À condition que tous les étudiants y soient admissibles, ce dont certains doutent, ces programmes pourraient être de bonnes solutions provisoires. Mais nous avons l’occasion d’amorcer un changement à long terme. Pour ce faire, les universités doivent agir, que ce soit en favorisant l’accès à des possibilités d’emploi à salaire suffisant ou en demandant la modification des politiques publiques pour augmenter durablement les revenus des étudiants.
Des aliments plus abordables
Pour que le changement soit durable, l’offre alimentaire sur les campus doit être plus abordable. L’aide alimentaire (qu’elle provienne d’organismes caritatifs ou d’ailleurs) est essentielle, mais il s’agit d’une solution à court terme. La plupart des campus ont une banque alimentaire, souvent dirigée par des étudiants. Dans le meilleur des cas, ces ressources offrent une aide d’urgence et il est primordial, compte tenu de la situation actuelle, qu’elles reçoivent un financement et des dons.
Mais même en temps normal, les banques alimentaires ne servent qu’une fraction des personnes en situation d’insécurité alimentaire. Leurs ressources sont limitées et leur approvisionnement, incertain. Compte tenu de cette offre restreinte, les banques sont parfois forcées de rationner les étudiants.
Les banques alimentaires étudiantes ont donc besoin d’un soutien accru, qui doit cependant faire partie d’une refonte globale de l’environnement alimentaire sur les campus et tenir compte de l’ensemble des pressions budgétaires, des revenus des services alimentaires des campus et des besoins des étudiants. Le changement ne sera pas facile, mais certains signes indiquent qu’il est déjà amorcé.
+ + + + +
### CONSIGNE À SUIVRE
D'après le texte de lecture, par qui les banques alimentaires des campus sont-elles souvent dirigées ? Appuyez-vous uniquement sur le texte de lecture.
+ + + + +
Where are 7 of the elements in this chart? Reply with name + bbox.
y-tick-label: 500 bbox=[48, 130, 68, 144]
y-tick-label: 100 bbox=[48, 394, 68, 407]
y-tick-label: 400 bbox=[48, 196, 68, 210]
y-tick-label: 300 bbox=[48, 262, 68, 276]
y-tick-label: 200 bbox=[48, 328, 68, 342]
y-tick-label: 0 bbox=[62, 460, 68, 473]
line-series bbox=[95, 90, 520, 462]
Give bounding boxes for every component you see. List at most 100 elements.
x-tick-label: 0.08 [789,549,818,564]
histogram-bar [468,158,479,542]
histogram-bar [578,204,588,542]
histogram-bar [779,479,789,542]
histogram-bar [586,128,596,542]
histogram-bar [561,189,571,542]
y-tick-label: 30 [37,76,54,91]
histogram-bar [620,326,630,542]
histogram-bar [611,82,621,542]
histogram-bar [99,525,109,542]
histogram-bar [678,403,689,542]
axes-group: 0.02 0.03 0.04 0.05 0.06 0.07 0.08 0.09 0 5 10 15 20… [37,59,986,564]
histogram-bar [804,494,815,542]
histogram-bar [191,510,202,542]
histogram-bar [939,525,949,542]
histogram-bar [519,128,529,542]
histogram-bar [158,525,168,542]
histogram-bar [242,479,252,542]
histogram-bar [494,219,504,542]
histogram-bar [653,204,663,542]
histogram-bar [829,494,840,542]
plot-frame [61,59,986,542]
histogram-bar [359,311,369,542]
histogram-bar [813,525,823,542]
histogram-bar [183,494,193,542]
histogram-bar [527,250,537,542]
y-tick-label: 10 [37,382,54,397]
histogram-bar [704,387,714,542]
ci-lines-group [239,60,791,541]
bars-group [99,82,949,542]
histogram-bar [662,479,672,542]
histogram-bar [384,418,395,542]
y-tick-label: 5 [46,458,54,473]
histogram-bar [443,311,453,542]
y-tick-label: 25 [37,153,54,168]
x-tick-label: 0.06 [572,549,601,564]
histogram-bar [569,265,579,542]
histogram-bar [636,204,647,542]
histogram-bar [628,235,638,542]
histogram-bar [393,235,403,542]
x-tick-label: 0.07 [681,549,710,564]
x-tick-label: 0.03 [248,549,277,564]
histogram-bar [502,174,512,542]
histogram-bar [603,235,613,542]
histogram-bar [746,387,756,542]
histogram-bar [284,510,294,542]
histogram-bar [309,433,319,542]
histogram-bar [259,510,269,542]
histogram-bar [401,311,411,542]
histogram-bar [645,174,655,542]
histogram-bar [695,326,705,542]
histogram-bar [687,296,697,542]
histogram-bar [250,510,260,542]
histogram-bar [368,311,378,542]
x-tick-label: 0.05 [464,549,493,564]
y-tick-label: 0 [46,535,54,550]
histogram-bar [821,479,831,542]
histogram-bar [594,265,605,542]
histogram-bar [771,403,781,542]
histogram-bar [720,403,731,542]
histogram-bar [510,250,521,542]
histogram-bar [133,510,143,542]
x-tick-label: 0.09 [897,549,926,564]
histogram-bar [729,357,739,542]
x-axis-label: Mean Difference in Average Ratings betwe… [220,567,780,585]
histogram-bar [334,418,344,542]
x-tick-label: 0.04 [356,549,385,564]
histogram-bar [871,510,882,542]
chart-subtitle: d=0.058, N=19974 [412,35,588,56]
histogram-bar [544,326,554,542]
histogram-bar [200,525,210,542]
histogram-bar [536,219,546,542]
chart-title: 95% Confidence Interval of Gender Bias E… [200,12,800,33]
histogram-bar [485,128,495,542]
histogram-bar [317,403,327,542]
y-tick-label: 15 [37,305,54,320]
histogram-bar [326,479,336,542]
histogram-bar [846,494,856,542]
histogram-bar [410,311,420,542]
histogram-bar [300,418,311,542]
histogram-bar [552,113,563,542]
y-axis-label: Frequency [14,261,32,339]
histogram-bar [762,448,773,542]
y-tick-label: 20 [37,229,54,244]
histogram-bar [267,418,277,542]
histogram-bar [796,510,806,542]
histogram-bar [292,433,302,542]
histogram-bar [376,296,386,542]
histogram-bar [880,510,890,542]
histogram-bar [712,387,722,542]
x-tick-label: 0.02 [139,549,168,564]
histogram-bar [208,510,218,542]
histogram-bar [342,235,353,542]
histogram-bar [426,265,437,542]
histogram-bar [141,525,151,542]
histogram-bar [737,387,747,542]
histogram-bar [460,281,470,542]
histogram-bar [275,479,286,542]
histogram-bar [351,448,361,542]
+ + + + +
### RÉPONSE ATTENDUE
Par des étudiants.